• [PROMPT]: Find every line in the records below that contains the word "سلطات", and copy each such line.

---+---

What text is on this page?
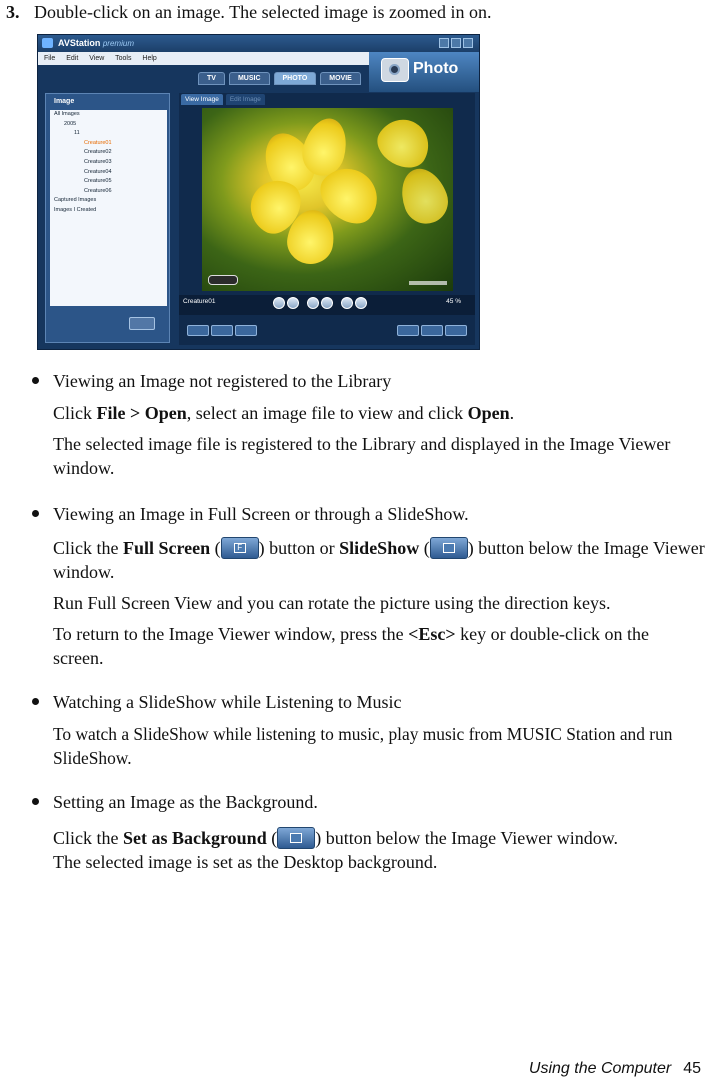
3. Double-click on an image. The selected image is zoomed in on.
AVStation premium
File Edit View Tools Help
Photo
TV	MUSIC	PHOTO	MOVIE
Image
All Images
2005
11
Creature01
Creature02
Creature03
Creature04
Creature05
Creature06
Captured Images
Images I Created
View Image	Edit Image
Creature01	45 %
Viewing an Image not registered to the Library
Click File > Open, select an image file to view and click Open.
The selected image file is registered to the Library and displayed in the Image Viewer window.
Viewing an Image in Full Screen or through a SlideShow.
Click the Full Screen (F ) button or SlideShow ( ) button below the Image Viewer window.
Run Full Screen View and you can rotate the picture using the direction keys.
To return to the Image Viewer window, press the <Esc> key or double-click on the screen.
Watching a SlideShow while Listening to Music
To watch a SlideShow while listening to music, play music from MUSIC Station and run SlideShow.
Setting an Image as the Background.
Click the Set as Background ( ) button below the Image Viewer window.
The selected image is set as the Desktop background.
Using the Computer 45
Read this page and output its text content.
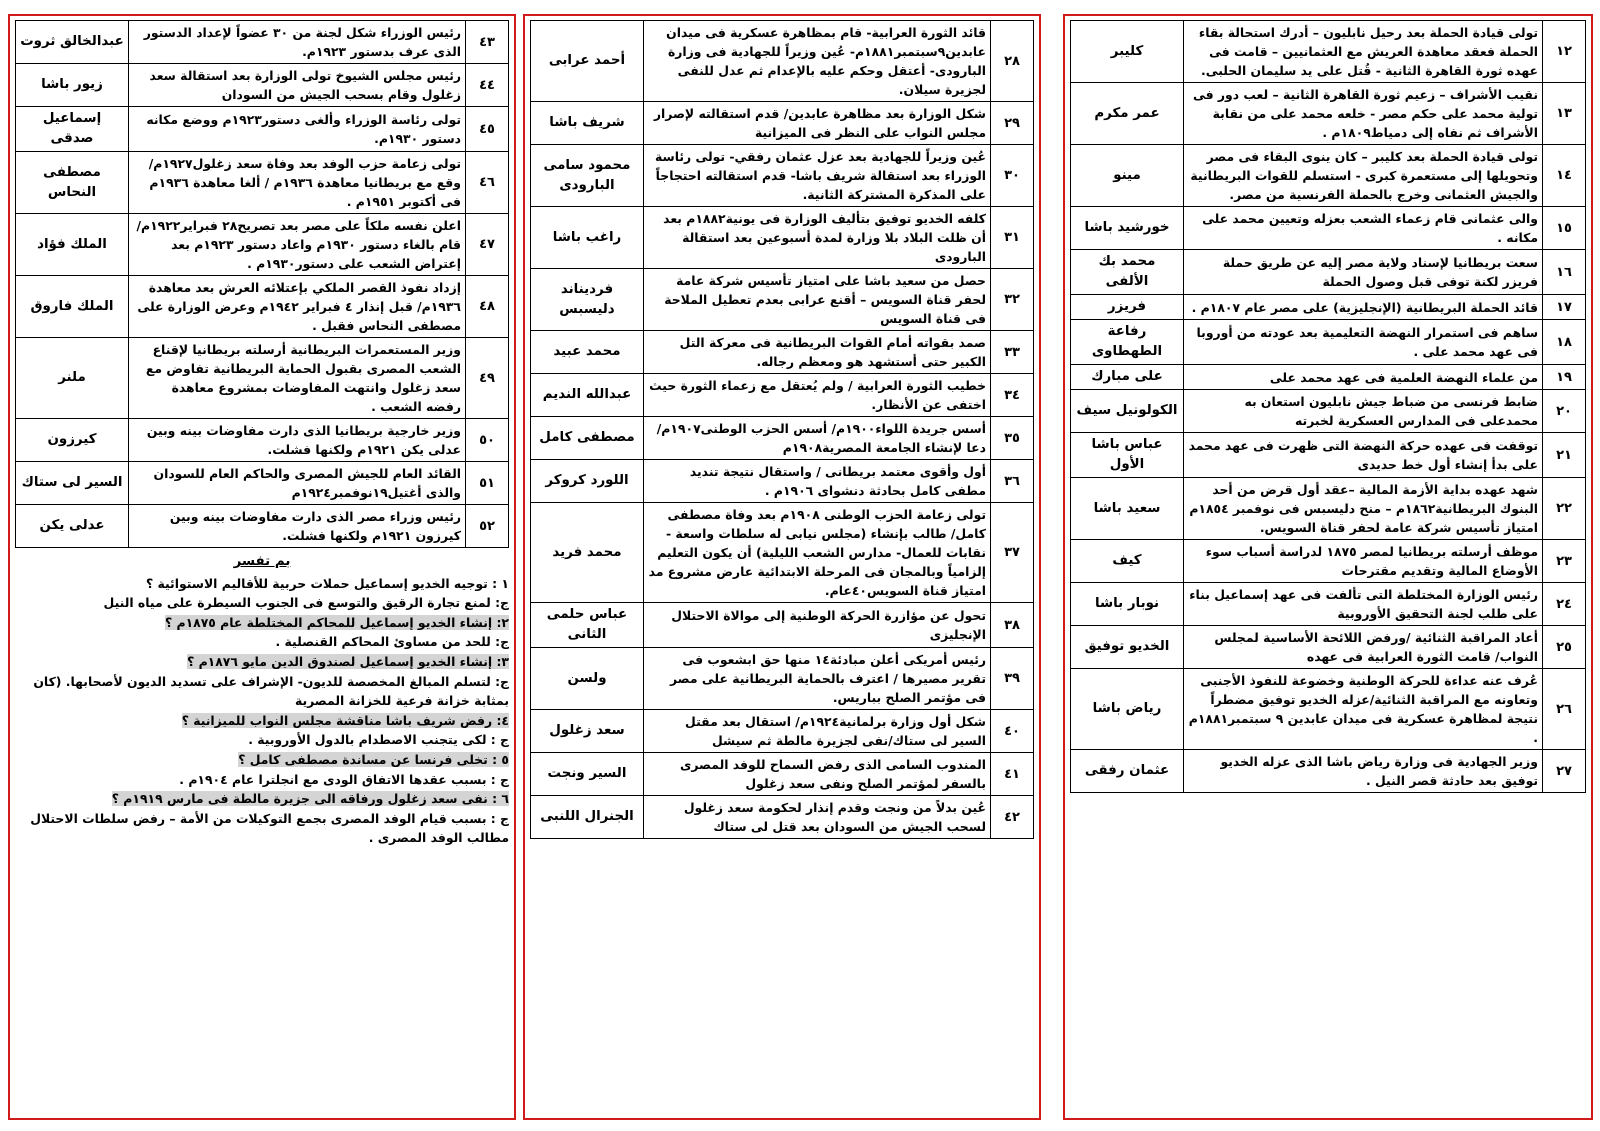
١٢	تولى قيادة الحملة بعد رحيل نابليون – أدرك استحالة بقاء الحملة فعقد معاهدة العريش مع العثمانيين – قامت فى عهده ثورة القاهرة الثانية - قُتل على يد سليمان الحلبى.	كليبر
١٣	نقيب الأشراف – زعيم ثورة القاهرة الثانية – لعب دور فى تولية محمد على حكم مصر - خلعه محمد على من نقابة الأشراف ثم نفاه إلى دمياط١٨٠٩م .	عمر مكرم
١٤	تولى قيادة الحملة بعد كليبر – كان ينوى البقاء فى مصر وتحويلها إلى مستعمرة كبرى - استسلم للقوات البريطانية والجيش العثمانى وخرج بالحملة الفرنسية من مصر.	مينو
١٥	والى عثمانى قام زعماء الشعب بعزله وتعيين محمد على مكانه .	خورشيد باشا
١٦	سعت بريطانيا لإسناد ولاية مصر إليه عن طريق حملة فريزر لكنة توفى قبل وصول الحملة	محمد بك الألفى
١٧	قائد الحملة البريطانية (الإنجليزية) على مصر عام ١٨٠٧م .	فريزر
١٨	ساهم فى استمرار النهضة التعليمية بعد عودته من أوروبا فى عهد محمد على .	رفاعة الطهطاوى
١٩	من علماء النهضة العلمية فى عهد محمد على	على مبارك
٢٠	ضابط فرنسى من ضباط جيش نابليون استعان به محمدعلى فى المدارس العسكرية لخبرته	الكولونيل سيف
٢١	توقفت فى عهده حركة النهضة التى ظهرت فى عهد محمد على بدأ إنشاء أول خط حديدى	عباس باشا الأول
٢٢	شهد عهده بداية الأزمة المالية –عقد أول قرض من أحد البنوك البريطانية١٨٦٢م – منح دليسبس فى نوفمبر ١٨٥٤م امتياز تأسيس شركة عامة لحفر قناة السويس.	سعيد باشا
٢٣	موظف أرسلته بريطانيا لمصر ١٨٧٥ لدراسة أسباب سوء الأوضاع المالية وتقديم مقترحات	كيف
٢٤	رئيس الوزارة المختلطة التى تألفت فى عهد إسماعيل بناء على طلب لجنة التحقيق الأوروبية	نوبار باشا
٢٥	أعاد المراقبة الثنائية /ورفض اللائحة الأساسية لمجلس النواب/ قامت الثورة العرابية فى عهده	الخديو توفيق
٢٦	عُرف عنه عداءة للحركة الوطنية وخضوعة للنفوذ الأجنبى وتعاونه مع المراقبة الثنائية/عزله الخديو توفيق مضطراً نتيجة لمظاهرة عسكرية فى ميدان عابدين ٩ سبتمبر١٨٨١م .	رياض باشا
٢٧	وزير الجهادية فى وزارة رياض باشا الذى عزله الخديو توفيق بعد حادثة قصر النيل .	عثمان رفقى
٢٨	قائد الثورة العرابية- قام بمظاهرة عسكرية فى ميدان عابدين٩سبتمبر١٨٨١م- عُين وزيراً للجهادية فى وزارة البارودى- أعتقل وحكم عليه بالإعدام ثم عدل للنفى لجزيرة سيلان.	أحمد عرابى
٢٩	شكل الوزارة بعد مظاهرة عابدين/ قدم استقالته لإصرار مجلس النواب على النظر فى الميزانية	شريف باشا
٣٠	عُين وزيراً للجهادية بعد عزل عثمان رفقي- تولى رئاسة الوزراء بعد استقالة شريف باشا- قدم استقالته احتجاجاً على المذكرة المشتركة الثانية.	محمود سامى البارودى
٣١	كلفه الخديو توفيق بتأليف الوزارة فى يونية١٨٨٢م بعد أن ظلت البلاد بلا وزارة لمدة أسبوعين بعد استقالة البارودى	راغب باشا
٣٢	حصل من سعيد باشا على امتياز تأسيس شركة عامة لحفر قناة السويس – أقنع عرابى بعدم تعطيل الملاحة فى قناة السويس	فرديناند دليسبس
٣٣	صمد بقواته أمام القوات البريطانية فى معركة التل الكبير حتى أستشهد هو ومعظم رجاله.	محمد عبيد
٣٤	خطيب الثورة العرابية / ولم يُعتقل مع زعماء الثورة حيث اختفى عن الأنظار.	عبدالله النديم
٣٥	أسس جريدة اللواء١٩٠٠م/ أسس الحزب الوطنى١٩٠٧م/ دعا لإنشاء الجامعة المصرية١٩٠٨م	مصطفى كامل
٣٦	أول وأقوى معتمد بريطانى / واستقال نتيجة تنديد مطفى كامل بحادثة دنشواى ١٩٠٦م .	اللورد كروكر
٣٧	تولى زعامة الحزب الوطنى ١٩٠٨م بعد وفاة مصطفى كامل/ طالب بإنشاء (مجلس نيابى له سلطات واسعة - نقابات للعمال- مدارس الشعب الليلية) أن يكون التعليم إلزامياً وبالمجان فى المرحلة الابتدائية عارض مشروع مد امتياز قناة السويس٤٠عام.	محمد فريد
٣٨	تحول عن مؤازرة الحركة الوطنية إلى موالاة الاحتلال الإنجليزى	عباس حلمى الثانى
٣٩	رئيس أمريكى أعلن مبادئة١٤ منها حق ابشعوب فى تقرير مصيرها / اعترف بالحماية البريطانية على مصر فى مؤتمر الصلح بباريس.	ولسن
٤٠	شكل أول وزارة برلمانية١٩٢٤م/ استقال بعد مقتل السير لى ستاك/نفى لجزيرة مالطة ثم سيشل	سعد زغلول
٤١	المندوب السامى الذى رفض السماح للوفد المصرى بالسفر لمؤتمر الصلح ونفى سعد زغلول	السير ونجت
٤٢	عُين بدلاً من ونجت وقدم إنذار لحكومة سعد زغلول لسحب الجيش من السودان بعد قتل لى ستاك	الجنرال اللنبى
٤٣	رئيس الوزراء شكل لجنة من ٣٠ عضواً لإعداد الدستور الذى عرف بدستور ١٩٢٣م.	عبدالخالق ثروت
٤٤	رئيس مجلس الشيوخ تولى الوزارة بعد استقالة سعد زغلول وقام بسحب الجيش من السودان	زيور باشا
٤٥	تولى رئاسة الوزراء وألغى دستور١٩٢٣م ووضع مكانه دستور ١٩٣٠م.	إسماعيل صدقى
٤٦	تولى زعامة حزب الوفد بعد وفاة سعد زغلول١٩٢٧م/ وقع مع بريطانيا معاهدة ١٩٣٦م / ألغا معاهدة ١٩٣٦م فى أكتوبر ١٩٥١م .	مصطفى النحاس
٤٧	اعلن نفسه ملكاً على مصر بعد تصريح٢٨ فبراير١٩٢٢م/ قام بالغاء دستور ١٩٣٠م واعاد دستور ١٩٢٣م بعد إعتراض الشعب على دستور١٩٣٠م .	الملك فؤاد
٤٨	إزداد نفوذ القصر الملكي بإعتلائه العرش بعد معاهدة ١٩٣٦م/ قبل إنذار ٤ فبراير ١٩٤٢م وعرض الوزارة على مصطفى النحاس فقبل .	الملك فاروق
٤٩	وزير المستعمرات البريطانية أرسلته بريطانيا لإقناع الشعب المصرى بقبول الحماية البريطانية تفاوض مع سعد زغلول وانتهت المفاوضات بمشروع معاهدة رفضه الشعب .	ملنر
٥٠	وزير خارجية بريطانيا الذى دارت مفاوضات بينه وبين عدلى يكن ١٩٢١م ولكنها فشلت.	كيرزون
٥١	القائد العام للجيش المصرى والحاكم العام للسودان والذى أغتيل١٩نوفمبر١٩٢٤م	السير لى ستاك
٥٢	رئيس وزراء مصر الذى دارت مفاوضات بينه وبين كيرزون ١٩٢١م ولكنها فشلت.	عدلى يكن
بم تفسر
١ : توجيه الخديو إسماعيل حملات حربية للأقاليم الاستوائية ؟
ج: لمنع تجارة الرقيق والتوسع فى الجنوب السيطرة على مياه النيل
٢: إنشاء الخديو إسماعيل للمحاكم المختلطة عام ١٨٧٥م ؟
ج: للحد من مساوئ المحاكم القنصلية .
٣: إنشاء الخديو إسماعيل لصندوق الدين مايو ١٨٧٦م ؟
ج: لتسلم المبالغ المخصصة للديون- الإشراف على تسديد الديون لأصحابها. (كان بمثابة خزانة فرعية للخزانة المصرية
٤: رفض شريف باشا مناقشة مجلس النواب للميزانية ؟
ج : لكى يتجنب الاصطدام بالدول الأوروبية .
٥ : تخلى فرنسا عن مساندة مصطفى كامل ؟
ج : بسبب عقدها الاتفاق الودى مع انجلترا عام ١٩٠٤م .
٦ : نفى سعد زغلول ورفاقه الى جزيرة مالطة فى مارس ١٩١٩م ؟
ج : بسبب قيام الوفد المصرى بجمع التوكيلات من الأمة – رفض سلطات الاحتلال مطالب الوفد المصرى .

---+---

• [TASK ANSWER]:
٣٧	تولى زعامة الحزب الوطنى ١٩٠٨م بعد وفاة مصطفى كامل/ طالب بإنشاء (مجلس نيابى له سلطات واسعة - نقابات للعمال- مدارس الشعب الليلية) أن يكون التعليم إلزامياً وبالمجان فى المرحلة الابتدائية عارض مشروع مد امتياز قناة السويس٤٠عام.	محمد فريد
ج : بسبب قيام الوفد المصرى بجمع التوكيلات من الأمة – رفض سلطات الاحتلال مطالب الوفد المصرى .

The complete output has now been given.